■ Reading text
· · ·

This May, a new guidebook on measuring the management effectiveness of MPAs is scheduled for release. Titled How Is Your MPA Doing?, the book aims to help improve management by offering a framework to identify site goals and analyze how well those goals are being achieved. Featured are case studies of 18 MPAs around the world, both tropical and temperate, that used the framework to evaluate their management effectiveness.

The book has been co-produced by the IUCN World Commission on Protected Areas-Marine, the (US) National Oceanic and Atmospheric Administration (NOAA), and the World Wide Fund for Nature (WWF). The publication will complete a four-year project by these organizations – the MPA Management Effectiveness Initiative – to design and test a flexible evaluation system that can be adapted by individual MPAs. The systemís framework was developed by specialists in the field of management effectiveness, and refined by a team of MPA experts. Project organizers also brought together managers of the participating MPAs to improve the framework and share lessons learned on how to implement it, including how to incorporate existing monitoring programs in the evaluation.

Monitoring is essential: within the framework, managers choose, measure, and analyze up to 44 indicators of MPA effectiveness, depending on each site’s conditions, goals, and objectives. The indicators are biophysical (like species abundance or water quality), socioeconomic (including local use patterns), and governance-related (including existence of a management plan).

Improving effectiveness

Many MPAs worldwide do not meet their management goals. The reasons for this are several, including ineffective management, lack of funding, and lack of local support. In some nations, the percentage of MPAs that qualify as “paper parks” – existing only on paper, in essence – are believed to range as high as 90% (MPA News 2:11).

Organizers of the MPA Management Effectiveness Initiative say the mixed success in MPA performance demonstrates a need to help management teams evaluate the effectiveness of their actions and improve the impact and scope of their efforts. Theoretically, when evaluation results are combined with adaptive management, practitioners can demonstrate and provide for long-term positive impacts on biodiversity and human communities.

The guidebook will be available on the project website in PDF format at Earlier drafts of the book have been available on the website over the past two years. Translation of the book into Spanish and French is in progress.

· · ·

■ Stored records
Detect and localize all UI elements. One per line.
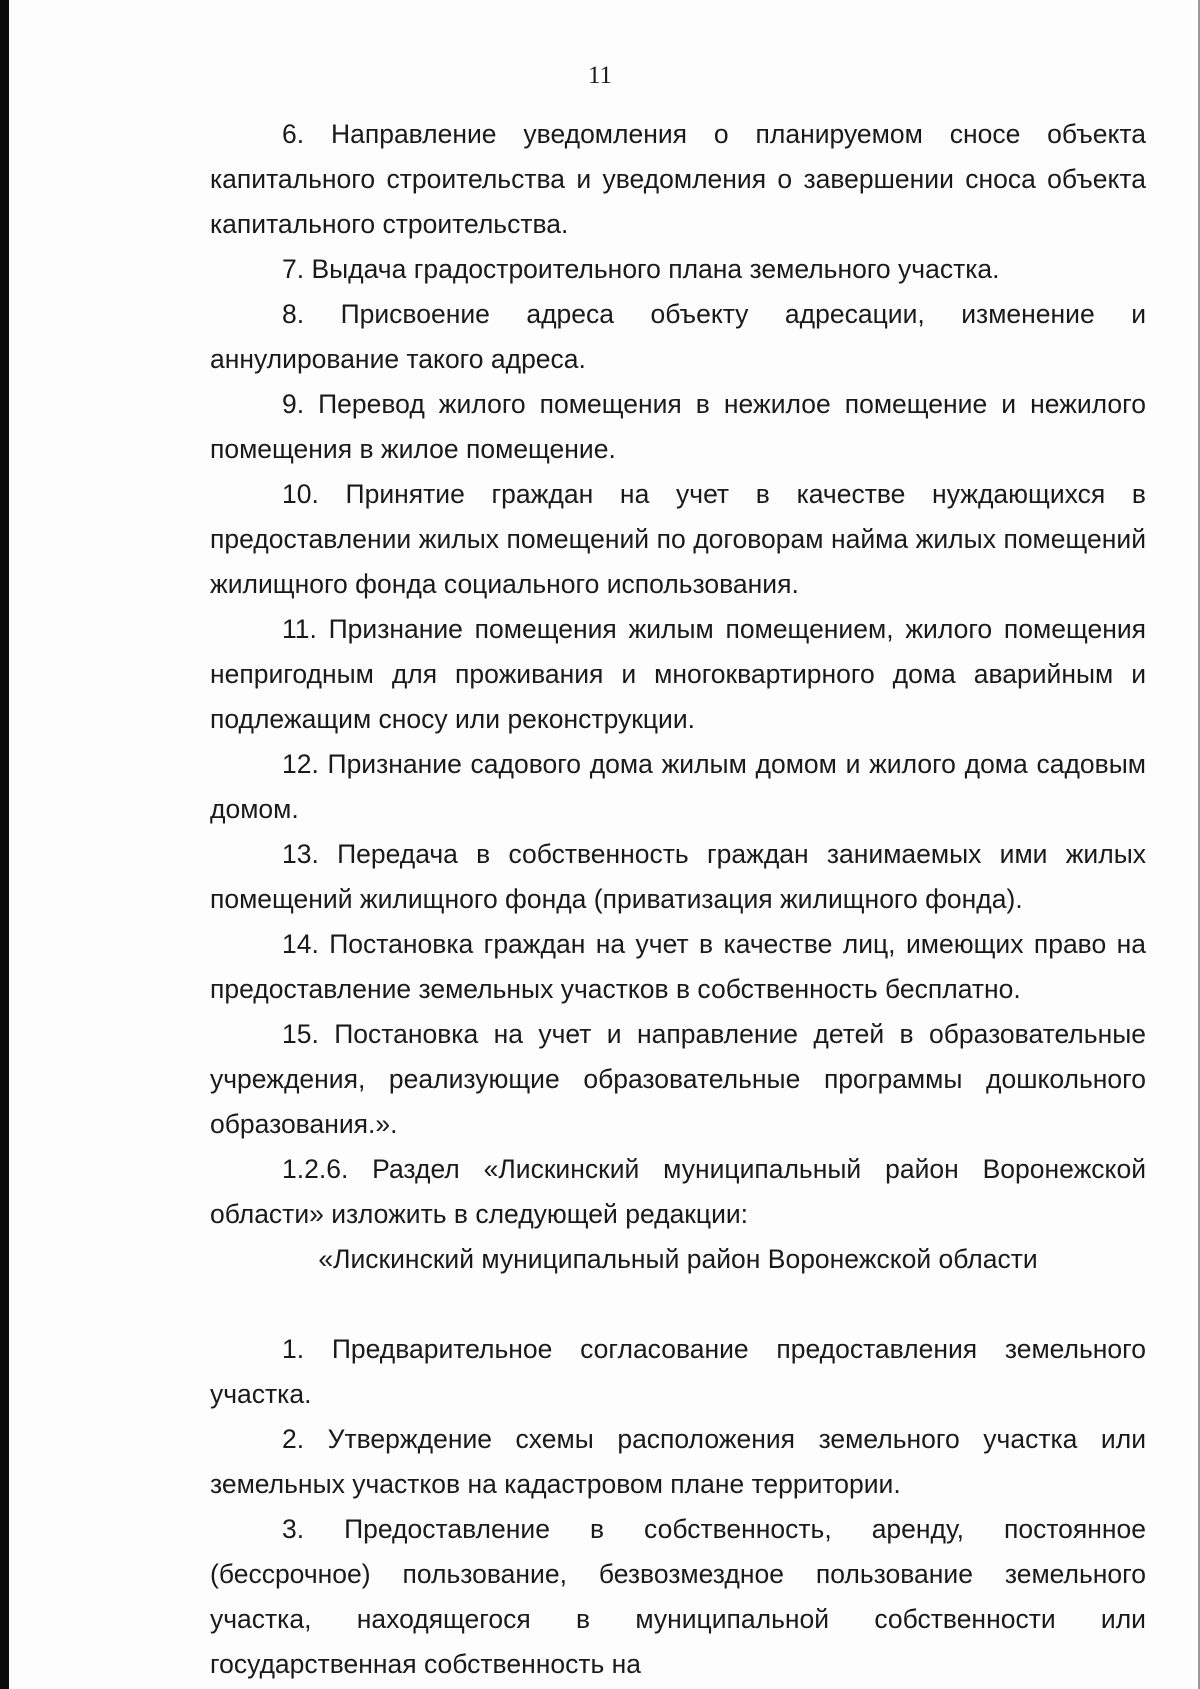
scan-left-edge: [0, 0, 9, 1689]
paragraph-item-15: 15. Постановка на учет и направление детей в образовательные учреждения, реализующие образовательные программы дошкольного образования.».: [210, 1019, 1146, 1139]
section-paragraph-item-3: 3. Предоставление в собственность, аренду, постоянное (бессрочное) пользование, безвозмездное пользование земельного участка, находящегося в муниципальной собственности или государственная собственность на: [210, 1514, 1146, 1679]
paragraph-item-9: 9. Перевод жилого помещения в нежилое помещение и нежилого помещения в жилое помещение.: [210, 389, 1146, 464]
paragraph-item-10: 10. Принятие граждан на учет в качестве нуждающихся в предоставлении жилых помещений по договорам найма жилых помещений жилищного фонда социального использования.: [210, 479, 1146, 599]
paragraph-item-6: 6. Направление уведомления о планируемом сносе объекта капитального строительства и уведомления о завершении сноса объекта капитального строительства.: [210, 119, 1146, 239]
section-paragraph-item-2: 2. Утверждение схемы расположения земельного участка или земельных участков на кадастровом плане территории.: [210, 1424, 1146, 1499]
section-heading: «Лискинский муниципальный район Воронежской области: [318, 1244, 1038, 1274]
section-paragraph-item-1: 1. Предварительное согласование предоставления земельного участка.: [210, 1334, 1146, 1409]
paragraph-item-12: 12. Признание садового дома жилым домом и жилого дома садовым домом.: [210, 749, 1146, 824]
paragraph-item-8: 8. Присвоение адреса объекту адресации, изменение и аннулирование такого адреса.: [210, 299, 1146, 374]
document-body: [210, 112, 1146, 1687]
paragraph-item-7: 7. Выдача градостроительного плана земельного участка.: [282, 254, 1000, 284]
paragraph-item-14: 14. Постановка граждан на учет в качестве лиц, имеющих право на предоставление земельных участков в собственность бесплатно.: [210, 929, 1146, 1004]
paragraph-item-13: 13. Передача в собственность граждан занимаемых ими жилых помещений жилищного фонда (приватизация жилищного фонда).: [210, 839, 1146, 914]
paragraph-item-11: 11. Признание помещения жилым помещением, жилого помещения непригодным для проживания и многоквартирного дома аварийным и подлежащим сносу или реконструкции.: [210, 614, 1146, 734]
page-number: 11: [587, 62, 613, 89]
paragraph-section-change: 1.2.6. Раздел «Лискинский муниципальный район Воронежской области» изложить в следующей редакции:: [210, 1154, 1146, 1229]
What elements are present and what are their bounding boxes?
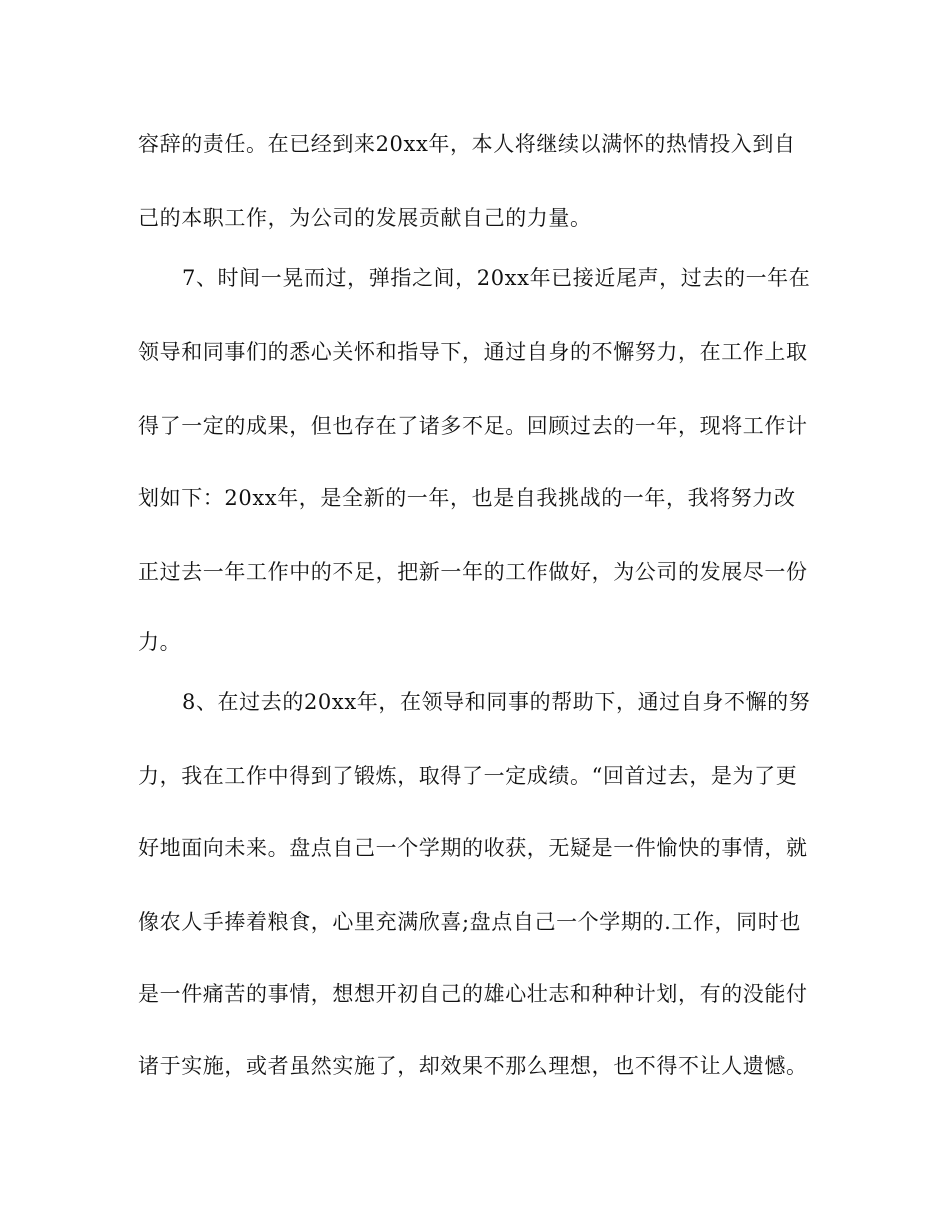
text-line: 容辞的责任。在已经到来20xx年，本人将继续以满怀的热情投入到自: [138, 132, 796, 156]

· · ·

Reproduce the MPA guidebook article from "Monitoring is essential: within" up to and including "a management plan).", renaming every "indicators" to "metrics".

Monitoring is essential: within the framework, managers choose, measure, and analyze up to 44 metrics of MPA effectiveness, depending on each site’s conditions, goals, and objectives. The metrics are biophysical (like species abundance or water quality), socioeconomic (including local use patterns), and governance-related (including existence of a management plan).